Exercise directions
Gather every line that includes the word "content", please.

Records
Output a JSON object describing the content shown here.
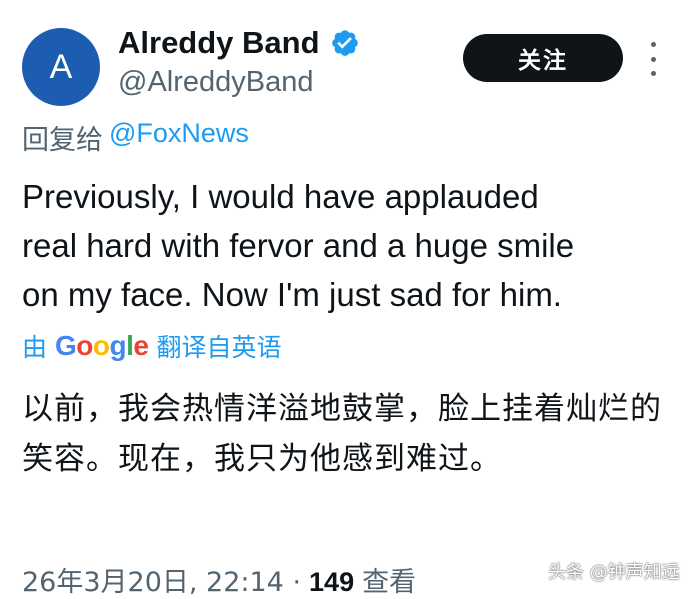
{
  "author": {
    "avatar_letter": "A",
    "display_name": "Alreddy Band",
    "handle": "@AlreddyBand",
    "verified_icon": "verified-badge-icon",
    "avatar_color": "#1d5db1"
  },
  "actions": {
    "follow_label": "关注",
    "more_icon": "more-vertical-icon"
  },
  "reply": {
    "prefix": "回复给",
    "target_handle": "@FoxNews"
  },
  "tweet": {
    "text": "Previously, I would have applauded\nreal hard with fervor and a huge smile\non my face. Now I'm just sad for him."
  },
  "translation": {
    "prefix": "由",
    "provider": "Google",
    "suffix": "翻译自英语",
    "text": "以前，我会热情洋溢地鼓掌，脸上挂着灿烂的笑容。现在，我只为他感到难过。"
  },
  "meta": {
    "timestamp": "26年3月20日, 22:14 ·",
    "views_count": "149",
    "views_label": "查看"
  },
  "watermark": {
    "text": "头条 @钟声知远"
  },
  "colors": {
    "link": "#1d9bf0",
    "secondary_text": "#536471",
    "primary_text": "#0f1419",
    "button_bg": "#0f1419"
  }
}
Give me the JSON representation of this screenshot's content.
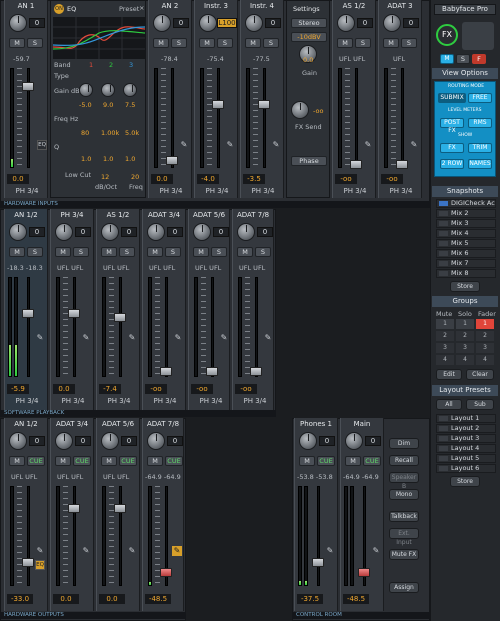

Expected output
Output a JSON object describing the content shown here.
Give me the JSON representation of this screenshot's content.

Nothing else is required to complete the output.